> **Set exercise**:
Collect each line of the records containing the string "test".

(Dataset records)
-- begin --

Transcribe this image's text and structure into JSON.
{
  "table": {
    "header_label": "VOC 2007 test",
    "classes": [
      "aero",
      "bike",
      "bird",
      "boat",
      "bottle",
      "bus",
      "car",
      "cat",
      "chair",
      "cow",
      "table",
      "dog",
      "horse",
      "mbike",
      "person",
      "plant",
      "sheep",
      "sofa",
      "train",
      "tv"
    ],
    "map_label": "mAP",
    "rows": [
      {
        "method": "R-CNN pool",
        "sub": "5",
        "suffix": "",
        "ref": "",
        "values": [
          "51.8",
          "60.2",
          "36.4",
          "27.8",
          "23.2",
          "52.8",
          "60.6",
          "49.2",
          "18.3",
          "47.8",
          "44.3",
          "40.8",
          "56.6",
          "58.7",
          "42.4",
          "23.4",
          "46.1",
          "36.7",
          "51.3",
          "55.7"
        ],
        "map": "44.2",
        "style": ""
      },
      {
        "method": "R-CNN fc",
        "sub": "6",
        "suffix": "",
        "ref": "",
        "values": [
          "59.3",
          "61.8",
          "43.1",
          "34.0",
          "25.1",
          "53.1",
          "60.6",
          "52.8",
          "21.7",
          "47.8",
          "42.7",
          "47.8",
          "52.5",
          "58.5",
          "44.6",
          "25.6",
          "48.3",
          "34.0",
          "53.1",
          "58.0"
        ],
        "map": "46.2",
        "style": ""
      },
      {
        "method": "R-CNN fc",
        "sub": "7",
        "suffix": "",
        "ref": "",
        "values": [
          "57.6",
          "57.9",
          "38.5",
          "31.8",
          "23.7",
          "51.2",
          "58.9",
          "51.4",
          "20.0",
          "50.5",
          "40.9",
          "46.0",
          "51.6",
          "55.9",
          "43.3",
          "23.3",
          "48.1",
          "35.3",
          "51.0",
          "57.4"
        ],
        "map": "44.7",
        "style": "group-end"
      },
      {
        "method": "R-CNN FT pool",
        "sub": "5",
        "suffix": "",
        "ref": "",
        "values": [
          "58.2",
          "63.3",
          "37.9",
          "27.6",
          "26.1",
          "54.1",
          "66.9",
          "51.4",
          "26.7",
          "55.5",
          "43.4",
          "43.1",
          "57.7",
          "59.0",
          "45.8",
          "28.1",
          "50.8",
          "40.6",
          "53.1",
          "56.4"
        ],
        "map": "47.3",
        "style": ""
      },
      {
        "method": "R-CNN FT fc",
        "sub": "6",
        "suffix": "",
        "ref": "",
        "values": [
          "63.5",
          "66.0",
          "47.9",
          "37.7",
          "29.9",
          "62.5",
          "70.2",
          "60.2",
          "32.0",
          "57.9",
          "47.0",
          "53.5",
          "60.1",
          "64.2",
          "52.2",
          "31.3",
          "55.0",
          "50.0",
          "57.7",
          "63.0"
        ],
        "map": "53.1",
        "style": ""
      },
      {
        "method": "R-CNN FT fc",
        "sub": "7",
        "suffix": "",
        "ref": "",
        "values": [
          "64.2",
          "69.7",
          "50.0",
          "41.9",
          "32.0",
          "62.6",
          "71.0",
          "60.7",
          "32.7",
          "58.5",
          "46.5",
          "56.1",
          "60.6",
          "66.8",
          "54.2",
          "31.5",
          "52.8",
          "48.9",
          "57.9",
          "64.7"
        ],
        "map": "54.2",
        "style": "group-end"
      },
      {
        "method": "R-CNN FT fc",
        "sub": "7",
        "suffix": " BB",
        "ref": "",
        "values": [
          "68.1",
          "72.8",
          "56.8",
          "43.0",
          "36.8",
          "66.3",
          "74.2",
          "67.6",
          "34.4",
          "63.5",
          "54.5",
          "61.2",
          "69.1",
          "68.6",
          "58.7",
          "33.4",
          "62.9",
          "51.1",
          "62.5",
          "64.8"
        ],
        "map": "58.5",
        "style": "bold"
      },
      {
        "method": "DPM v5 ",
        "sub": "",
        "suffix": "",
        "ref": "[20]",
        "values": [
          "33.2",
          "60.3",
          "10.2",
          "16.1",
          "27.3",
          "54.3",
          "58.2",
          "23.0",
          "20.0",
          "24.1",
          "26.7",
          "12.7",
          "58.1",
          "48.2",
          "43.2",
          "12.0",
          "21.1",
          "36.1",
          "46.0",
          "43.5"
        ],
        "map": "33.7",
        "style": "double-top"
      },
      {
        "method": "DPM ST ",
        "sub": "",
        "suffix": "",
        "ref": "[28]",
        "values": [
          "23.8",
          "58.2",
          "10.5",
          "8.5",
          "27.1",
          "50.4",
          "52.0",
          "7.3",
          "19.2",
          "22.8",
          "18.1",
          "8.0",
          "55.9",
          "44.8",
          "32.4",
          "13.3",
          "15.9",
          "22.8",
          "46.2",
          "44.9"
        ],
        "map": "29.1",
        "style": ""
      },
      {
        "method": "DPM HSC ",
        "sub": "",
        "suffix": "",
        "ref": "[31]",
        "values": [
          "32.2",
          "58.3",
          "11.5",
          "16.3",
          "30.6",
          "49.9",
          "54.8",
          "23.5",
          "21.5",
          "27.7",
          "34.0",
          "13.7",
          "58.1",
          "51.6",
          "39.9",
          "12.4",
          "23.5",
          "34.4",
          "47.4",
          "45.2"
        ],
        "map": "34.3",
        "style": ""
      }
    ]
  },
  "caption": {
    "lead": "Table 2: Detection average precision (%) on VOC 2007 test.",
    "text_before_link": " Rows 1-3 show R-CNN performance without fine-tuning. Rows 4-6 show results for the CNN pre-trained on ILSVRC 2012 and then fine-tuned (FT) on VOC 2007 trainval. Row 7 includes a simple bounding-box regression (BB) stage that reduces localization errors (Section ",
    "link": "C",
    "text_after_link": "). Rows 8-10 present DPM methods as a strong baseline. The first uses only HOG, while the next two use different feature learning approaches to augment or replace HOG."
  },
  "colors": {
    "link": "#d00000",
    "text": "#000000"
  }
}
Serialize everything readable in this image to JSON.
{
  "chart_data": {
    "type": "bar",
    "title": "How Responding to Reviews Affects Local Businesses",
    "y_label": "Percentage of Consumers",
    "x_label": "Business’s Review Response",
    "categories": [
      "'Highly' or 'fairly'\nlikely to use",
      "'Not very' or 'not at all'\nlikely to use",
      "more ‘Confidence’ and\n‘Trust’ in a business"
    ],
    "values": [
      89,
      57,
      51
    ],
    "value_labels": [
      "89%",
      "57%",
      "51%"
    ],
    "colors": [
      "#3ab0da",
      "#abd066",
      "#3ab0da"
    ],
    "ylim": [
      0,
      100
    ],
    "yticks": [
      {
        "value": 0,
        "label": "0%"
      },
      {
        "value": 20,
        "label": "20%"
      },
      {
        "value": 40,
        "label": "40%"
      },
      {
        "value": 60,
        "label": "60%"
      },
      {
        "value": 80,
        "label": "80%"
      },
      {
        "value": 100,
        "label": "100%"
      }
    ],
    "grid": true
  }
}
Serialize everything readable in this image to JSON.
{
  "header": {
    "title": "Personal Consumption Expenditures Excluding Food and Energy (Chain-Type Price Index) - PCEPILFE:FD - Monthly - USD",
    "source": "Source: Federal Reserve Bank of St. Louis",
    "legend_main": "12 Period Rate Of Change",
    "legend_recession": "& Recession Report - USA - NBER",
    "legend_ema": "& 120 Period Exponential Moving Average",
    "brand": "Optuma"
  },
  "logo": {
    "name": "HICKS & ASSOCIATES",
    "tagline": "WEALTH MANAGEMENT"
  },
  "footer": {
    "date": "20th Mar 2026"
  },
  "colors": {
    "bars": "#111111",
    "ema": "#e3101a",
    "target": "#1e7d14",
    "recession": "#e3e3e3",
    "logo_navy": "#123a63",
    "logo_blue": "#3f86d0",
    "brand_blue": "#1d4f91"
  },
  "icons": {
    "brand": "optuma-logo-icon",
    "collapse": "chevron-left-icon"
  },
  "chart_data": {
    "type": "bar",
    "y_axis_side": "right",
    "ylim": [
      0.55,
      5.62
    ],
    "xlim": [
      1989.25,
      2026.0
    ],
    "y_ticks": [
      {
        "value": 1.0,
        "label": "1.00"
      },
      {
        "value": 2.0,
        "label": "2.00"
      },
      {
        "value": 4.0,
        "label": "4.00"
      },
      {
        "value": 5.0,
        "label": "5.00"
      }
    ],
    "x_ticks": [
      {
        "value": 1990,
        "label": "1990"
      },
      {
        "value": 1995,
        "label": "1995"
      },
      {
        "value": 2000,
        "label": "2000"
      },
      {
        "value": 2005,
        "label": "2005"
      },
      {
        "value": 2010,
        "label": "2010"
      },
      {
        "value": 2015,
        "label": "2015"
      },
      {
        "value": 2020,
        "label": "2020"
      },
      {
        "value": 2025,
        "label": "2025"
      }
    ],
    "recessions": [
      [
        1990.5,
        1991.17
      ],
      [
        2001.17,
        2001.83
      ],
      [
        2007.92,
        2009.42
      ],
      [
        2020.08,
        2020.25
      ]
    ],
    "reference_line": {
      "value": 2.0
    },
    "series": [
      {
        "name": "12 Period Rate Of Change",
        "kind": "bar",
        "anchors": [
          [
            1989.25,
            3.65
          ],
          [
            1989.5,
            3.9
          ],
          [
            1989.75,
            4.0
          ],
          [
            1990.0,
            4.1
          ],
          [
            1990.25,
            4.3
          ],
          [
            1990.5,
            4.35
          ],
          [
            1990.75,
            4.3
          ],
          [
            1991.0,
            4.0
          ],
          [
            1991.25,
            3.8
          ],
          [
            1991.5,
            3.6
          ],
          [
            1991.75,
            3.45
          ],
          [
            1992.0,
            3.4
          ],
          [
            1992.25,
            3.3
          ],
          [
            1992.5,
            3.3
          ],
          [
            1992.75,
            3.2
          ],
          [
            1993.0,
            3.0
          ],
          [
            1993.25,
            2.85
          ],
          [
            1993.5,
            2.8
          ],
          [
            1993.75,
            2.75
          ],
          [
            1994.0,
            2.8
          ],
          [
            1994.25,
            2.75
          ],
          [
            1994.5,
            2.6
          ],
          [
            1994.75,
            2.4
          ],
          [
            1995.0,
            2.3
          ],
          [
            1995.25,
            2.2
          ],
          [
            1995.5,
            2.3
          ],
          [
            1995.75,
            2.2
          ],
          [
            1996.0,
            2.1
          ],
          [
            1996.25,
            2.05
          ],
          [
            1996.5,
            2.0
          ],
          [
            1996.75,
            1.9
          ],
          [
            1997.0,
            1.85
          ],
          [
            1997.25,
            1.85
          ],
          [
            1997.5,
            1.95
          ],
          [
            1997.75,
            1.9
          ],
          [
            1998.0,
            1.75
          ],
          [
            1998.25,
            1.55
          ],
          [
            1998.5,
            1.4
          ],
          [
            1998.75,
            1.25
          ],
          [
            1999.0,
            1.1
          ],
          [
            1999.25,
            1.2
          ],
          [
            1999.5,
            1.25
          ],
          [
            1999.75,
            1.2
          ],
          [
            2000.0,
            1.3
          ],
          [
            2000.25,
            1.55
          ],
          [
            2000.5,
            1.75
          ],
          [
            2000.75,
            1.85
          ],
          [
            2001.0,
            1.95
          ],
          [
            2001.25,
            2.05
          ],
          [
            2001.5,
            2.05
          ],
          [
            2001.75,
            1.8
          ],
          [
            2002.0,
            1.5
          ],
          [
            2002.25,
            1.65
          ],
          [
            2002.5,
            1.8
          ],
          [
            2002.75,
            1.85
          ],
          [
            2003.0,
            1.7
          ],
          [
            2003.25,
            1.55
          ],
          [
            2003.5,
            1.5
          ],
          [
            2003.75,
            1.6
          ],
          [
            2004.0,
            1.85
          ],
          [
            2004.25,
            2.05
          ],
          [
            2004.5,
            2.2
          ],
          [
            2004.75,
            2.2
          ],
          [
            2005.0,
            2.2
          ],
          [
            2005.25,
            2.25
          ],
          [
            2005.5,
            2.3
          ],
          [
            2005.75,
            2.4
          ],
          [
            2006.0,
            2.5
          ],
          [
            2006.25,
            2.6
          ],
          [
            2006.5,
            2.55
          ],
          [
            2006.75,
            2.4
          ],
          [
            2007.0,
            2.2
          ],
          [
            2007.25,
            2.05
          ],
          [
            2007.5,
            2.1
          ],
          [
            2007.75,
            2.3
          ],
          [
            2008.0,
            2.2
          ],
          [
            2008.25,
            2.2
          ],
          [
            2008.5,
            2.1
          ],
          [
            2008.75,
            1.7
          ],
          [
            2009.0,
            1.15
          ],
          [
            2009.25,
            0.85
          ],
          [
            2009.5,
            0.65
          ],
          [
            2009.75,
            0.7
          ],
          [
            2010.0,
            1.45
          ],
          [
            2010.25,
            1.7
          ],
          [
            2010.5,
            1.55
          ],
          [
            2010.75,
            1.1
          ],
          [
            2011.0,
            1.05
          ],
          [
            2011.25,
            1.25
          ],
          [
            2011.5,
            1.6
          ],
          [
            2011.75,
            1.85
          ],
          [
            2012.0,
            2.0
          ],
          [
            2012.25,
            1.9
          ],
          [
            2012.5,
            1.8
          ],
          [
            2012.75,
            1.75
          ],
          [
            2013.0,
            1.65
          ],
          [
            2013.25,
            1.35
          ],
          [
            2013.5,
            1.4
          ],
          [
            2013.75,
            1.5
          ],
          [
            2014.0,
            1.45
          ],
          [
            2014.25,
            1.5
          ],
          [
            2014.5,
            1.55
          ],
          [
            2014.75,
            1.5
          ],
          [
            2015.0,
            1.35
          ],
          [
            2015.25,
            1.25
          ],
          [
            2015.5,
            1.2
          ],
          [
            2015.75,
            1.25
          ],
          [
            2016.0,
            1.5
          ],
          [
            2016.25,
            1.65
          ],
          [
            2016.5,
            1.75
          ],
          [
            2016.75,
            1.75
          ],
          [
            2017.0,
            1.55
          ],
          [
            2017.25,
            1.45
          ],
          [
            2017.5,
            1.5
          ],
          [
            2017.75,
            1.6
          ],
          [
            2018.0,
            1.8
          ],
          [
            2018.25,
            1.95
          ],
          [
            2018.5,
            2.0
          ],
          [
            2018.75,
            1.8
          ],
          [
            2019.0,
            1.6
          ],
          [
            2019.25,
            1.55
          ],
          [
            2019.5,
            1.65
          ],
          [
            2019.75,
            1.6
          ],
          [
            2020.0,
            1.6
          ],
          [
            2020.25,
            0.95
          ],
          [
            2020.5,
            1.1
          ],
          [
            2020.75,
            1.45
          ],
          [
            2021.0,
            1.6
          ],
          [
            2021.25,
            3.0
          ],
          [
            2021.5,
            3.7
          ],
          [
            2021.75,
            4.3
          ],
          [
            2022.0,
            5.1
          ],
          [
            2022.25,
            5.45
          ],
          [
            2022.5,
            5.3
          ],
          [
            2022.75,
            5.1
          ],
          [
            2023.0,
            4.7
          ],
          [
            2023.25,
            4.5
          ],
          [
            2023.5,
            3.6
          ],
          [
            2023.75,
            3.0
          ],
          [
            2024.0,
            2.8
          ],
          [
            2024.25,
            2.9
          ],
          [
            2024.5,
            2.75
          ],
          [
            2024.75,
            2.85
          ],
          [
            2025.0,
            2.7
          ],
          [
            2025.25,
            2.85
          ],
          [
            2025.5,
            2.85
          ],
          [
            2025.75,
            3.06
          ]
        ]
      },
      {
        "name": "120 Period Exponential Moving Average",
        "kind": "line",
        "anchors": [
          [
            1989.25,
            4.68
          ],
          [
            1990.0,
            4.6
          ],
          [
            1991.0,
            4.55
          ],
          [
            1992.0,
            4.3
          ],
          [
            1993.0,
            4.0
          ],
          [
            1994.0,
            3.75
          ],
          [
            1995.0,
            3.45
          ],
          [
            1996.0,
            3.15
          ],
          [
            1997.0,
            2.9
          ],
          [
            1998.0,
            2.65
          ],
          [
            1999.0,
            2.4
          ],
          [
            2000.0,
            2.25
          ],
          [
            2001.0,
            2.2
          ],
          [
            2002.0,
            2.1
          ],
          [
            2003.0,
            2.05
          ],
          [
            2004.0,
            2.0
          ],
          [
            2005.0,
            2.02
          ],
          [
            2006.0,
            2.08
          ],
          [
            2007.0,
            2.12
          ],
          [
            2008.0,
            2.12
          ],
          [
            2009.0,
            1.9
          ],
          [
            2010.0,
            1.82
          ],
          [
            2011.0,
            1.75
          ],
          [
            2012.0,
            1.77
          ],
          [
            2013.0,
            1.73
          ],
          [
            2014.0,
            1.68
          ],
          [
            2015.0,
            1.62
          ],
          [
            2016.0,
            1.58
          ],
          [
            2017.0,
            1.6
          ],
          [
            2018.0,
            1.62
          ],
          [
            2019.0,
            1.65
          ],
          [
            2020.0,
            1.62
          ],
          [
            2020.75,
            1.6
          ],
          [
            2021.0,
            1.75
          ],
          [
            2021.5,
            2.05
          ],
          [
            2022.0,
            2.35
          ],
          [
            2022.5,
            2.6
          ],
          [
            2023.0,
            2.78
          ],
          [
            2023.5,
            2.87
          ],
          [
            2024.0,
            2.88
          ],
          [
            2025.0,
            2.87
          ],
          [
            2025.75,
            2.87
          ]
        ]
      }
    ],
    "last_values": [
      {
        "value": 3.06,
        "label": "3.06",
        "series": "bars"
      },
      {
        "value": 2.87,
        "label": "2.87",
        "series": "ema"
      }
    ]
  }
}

-- end --

> **Completed task**:
    "header_label": "VOC 2007 test",
    "lead": "Table 2: Detection average precision (%) on VOC 2007 test.",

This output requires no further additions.